AIM:
Find the lines with "views" in them and copy them out.

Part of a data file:
'''

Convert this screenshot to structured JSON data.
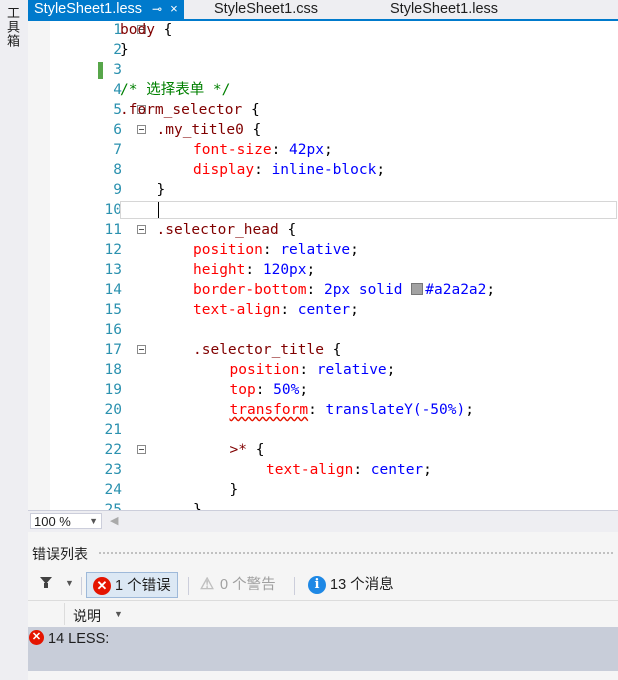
{
  "toolbox": {
    "label": "工具箱"
  },
  "tabs": [
    {
      "label": "StyleSheet1.less",
      "active": true,
      "pin": "⊸",
      "close": "×"
    },
    {
      "label": "StyleSheet1.css",
      "active": false
    },
    {
      "label": "StyleSheet1.less",
      "active": false
    }
  ],
  "editor": {
    "current_line": 10,
    "lines": [
      {
        "n": "1",
        "fold": true,
        "indent": 0,
        "tokens": [
          {
            "t": "body",
            "c": "sel"
          },
          {
            "t": " {",
            "c": ""
          }
        ]
      },
      {
        "n": "2",
        "fold": false,
        "indent": 0,
        "tokens": [
          {
            "t": "}",
            "c": ""
          }
        ]
      },
      {
        "n": "3",
        "fold": false,
        "indent": 0,
        "tokens": []
      },
      {
        "n": "4",
        "fold": false,
        "indent": 0,
        "tokens": [
          {
            "t": "/* 选择表单 */",
            "c": "com"
          }
        ]
      },
      {
        "n": "5",
        "fold": true,
        "indent": 0,
        "tokens": [
          {
            "t": ".form_selector",
            "c": "sel"
          },
          {
            "t": " {",
            "c": ""
          }
        ]
      },
      {
        "n": "6",
        "fold": true,
        "indent": 1,
        "tokens": [
          {
            "t": ".my_title0",
            "c": "sel"
          },
          {
            "t": " {",
            "c": ""
          }
        ]
      },
      {
        "n": "7",
        "fold": false,
        "indent": 2,
        "tokens": [
          {
            "t": "font-size",
            "c": "prop"
          },
          {
            "t": ": ",
            "c": ""
          },
          {
            "t": "42px",
            "c": "val"
          },
          {
            "t": ";",
            "c": ""
          }
        ]
      },
      {
        "n": "8",
        "fold": false,
        "indent": 2,
        "tokens": [
          {
            "t": "display",
            "c": "prop"
          },
          {
            "t": ": ",
            "c": ""
          },
          {
            "t": "inline-block",
            "c": "val"
          },
          {
            "t": ";",
            "c": ""
          }
        ]
      },
      {
        "n": "9",
        "fold": false,
        "indent": 1,
        "tokens": [
          {
            "t": "}",
            "c": ""
          }
        ]
      },
      {
        "n": "10",
        "fold": false,
        "indent": 0,
        "tokens": []
      },
      {
        "n": "11",
        "fold": true,
        "indent": 1,
        "tokens": [
          {
            "t": ".selector_head",
            "c": "sel"
          },
          {
            "t": " {",
            "c": ""
          }
        ]
      },
      {
        "n": "12",
        "fold": false,
        "indent": 2,
        "tokens": [
          {
            "t": "position",
            "c": "prop"
          },
          {
            "t": ": ",
            "c": ""
          },
          {
            "t": "relative",
            "c": "val"
          },
          {
            "t": ";",
            "c": ""
          }
        ]
      },
      {
        "n": "13",
        "fold": false,
        "indent": 2,
        "tokens": [
          {
            "t": "height",
            "c": "prop"
          },
          {
            "t": ": ",
            "c": ""
          },
          {
            "t": "120px",
            "c": "val"
          },
          {
            "t": ";",
            "c": ""
          }
        ]
      },
      {
        "n": "14",
        "fold": false,
        "indent": 2,
        "tokens": [
          {
            "t": "border-bottom",
            "c": "prop"
          },
          {
            "t": ": ",
            "c": ""
          },
          {
            "t": "2px solid ",
            "c": "val"
          },
          {
            "t": "",
            "c": "swatch"
          },
          {
            "t": "#a2a2a2",
            "c": "val"
          },
          {
            "t": ";",
            "c": ""
          }
        ]
      },
      {
        "n": "15",
        "fold": false,
        "indent": 2,
        "tokens": [
          {
            "t": "text-align",
            "c": "prop"
          },
          {
            "t": ": ",
            "c": ""
          },
          {
            "t": "center",
            "c": "val"
          },
          {
            "t": ";",
            "c": ""
          }
        ]
      },
      {
        "n": "16",
        "fold": false,
        "indent": 0,
        "tokens": []
      },
      {
        "n": "17",
        "fold": true,
        "indent": 2,
        "tokens": [
          {
            "t": ".selector_title",
            "c": "sel"
          },
          {
            "t": " {",
            "c": ""
          }
        ]
      },
      {
        "n": "18",
        "fold": false,
        "indent": 3,
        "tokens": [
          {
            "t": "position",
            "c": "prop"
          },
          {
            "t": ": ",
            "c": ""
          },
          {
            "t": "relative",
            "c": "val"
          },
          {
            "t": ";",
            "c": ""
          }
        ]
      },
      {
        "n": "19",
        "fold": false,
        "indent": 3,
        "tokens": [
          {
            "t": "top",
            "c": "prop"
          },
          {
            "t": ": ",
            "c": ""
          },
          {
            "t": "50%",
            "c": "val"
          },
          {
            "t": ";",
            "c": ""
          }
        ]
      },
      {
        "n": "20",
        "fold": false,
        "indent": 3,
        "tokens": [
          {
            "t": "transform",
            "c": "prop squiggle"
          },
          {
            "t": ": ",
            "c": ""
          },
          {
            "t": "translateY(-50%)",
            "c": "val"
          },
          {
            "t": ";",
            "c": ""
          }
        ]
      },
      {
        "n": "21",
        "fold": false,
        "indent": 0,
        "tokens": []
      },
      {
        "n": "22",
        "fold": true,
        "indent": 3,
        "tokens": [
          {
            "t": ">*",
            "c": "sel"
          },
          {
            "t": " {",
            "c": ""
          }
        ]
      },
      {
        "n": "23",
        "fold": false,
        "indent": 4,
        "tokens": [
          {
            "t": "text-align",
            "c": "prop"
          },
          {
            "t": ": ",
            "c": ""
          },
          {
            "t": "center",
            "c": "val"
          },
          {
            "t": ";",
            "c": ""
          }
        ]
      },
      {
        "n": "24",
        "fold": false,
        "indent": 3,
        "tokens": [
          {
            "t": "}",
            "c": ""
          }
        ]
      },
      {
        "n": "25",
        "fold": false,
        "indent": 2,
        "tokens": [
          {
            "t": "}",
            "c": ""
          }
        ]
      }
    ]
  },
  "status": {
    "zoom": "100 %",
    "zoom_arrow": "▼",
    "scroll_left": "◀"
  },
  "error_panel": {
    "title": "错误列表",
    "filter_arrow": "▼",
    "errors_label": "1 个错误",
    "errors_icon": "✕",
    "warnings_label": "0 个警告",
    "warnings_icon": "⚠",
    "messages_label": "13 个消息",
    "messages_icon": "i",
    "column_description": "说明",
    "column_arrow": "▼",
    "rows": [
      {
        "icon": "✕",
        "text": "14 LESS:"
      }
    ]
  },
  "colors": {
    "accent": "#007acc",
    "selector": "#800000",
    "property": "#ff0000",
    "value": "#0000ff",
    "comment": "#008000",
    "line_number": "#2b91af",
    "swatch": "#a2a2a2"
  }
}
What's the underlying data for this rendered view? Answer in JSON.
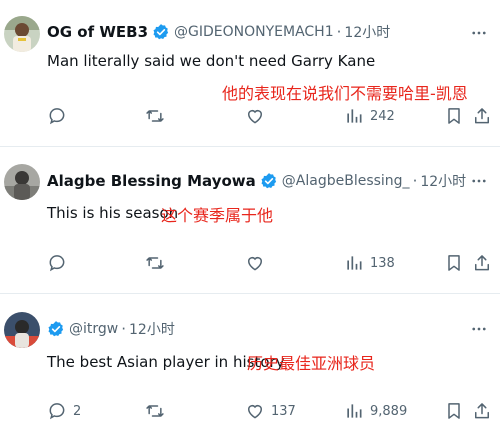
{
  "tweets": [
    {
      "name": "OG of WEB3",
      "handle": "@GIDEONONYEMACH1",
      "dot": "·",
      "time": "12小时",
      "text": "Man literally said we don't need Garry Kane",
      "translation": "他的表现在说我们不需要哈里-凯恩",
      "actions": {
        "reply": "",
        "retweet": "",
        "like": "",
        "views": "242"
      },
      "icons": [
        "avatar",
        "verified-badge-icon",
        "more-icon",
        "reply-icon",
        "retweet-icon",
        "like-icon",
        "views-icon",
        "bookmark-icon",
        "share-icon"
      ]
    },
    {
      "name": "Alagbe Blessing Mayowa",
      "handle": "@AlagbeBlessing_",
      "dot": "·",
      "time": "12小时",
      "text": "This is his season",
      "translation": "这个赛季属于他",
      "actions": {
        "reply": "",
        "retweet": "",
        "like": "",
        "views": "138"
      }
    },
    {
      "name": "",
      "handle": "@itrgw",
      "dot": "·",
      "time": "12小时",
      "text": "The best Asian player in history",
      "translation": "历史最佳亚洲球员",
      "actions": {
        "reply": "2",
        "retweet": "",
        "like": "137",
        "views": "9,889"
      }
    }
  ],
  "colors": {
    "verified": "#1d9bf0",
    "translation": "#e8261c",
    "secondary_text": "#536471"
  }
}
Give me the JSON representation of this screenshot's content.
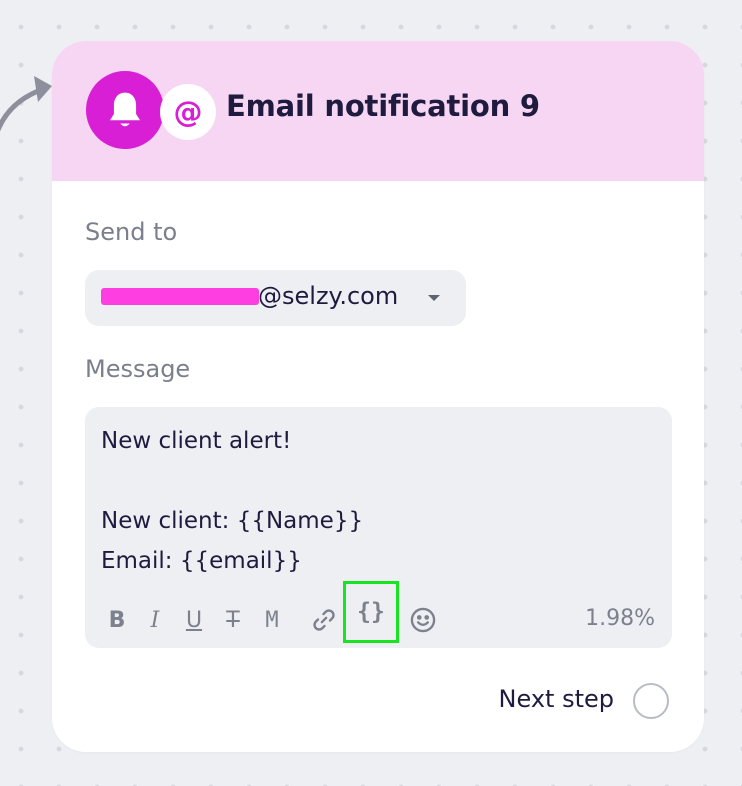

'''

ANSWER TO THE EXERCISE:
        "views": "242"
        "views-icon",
        "views": "138"
        "views": "9,889"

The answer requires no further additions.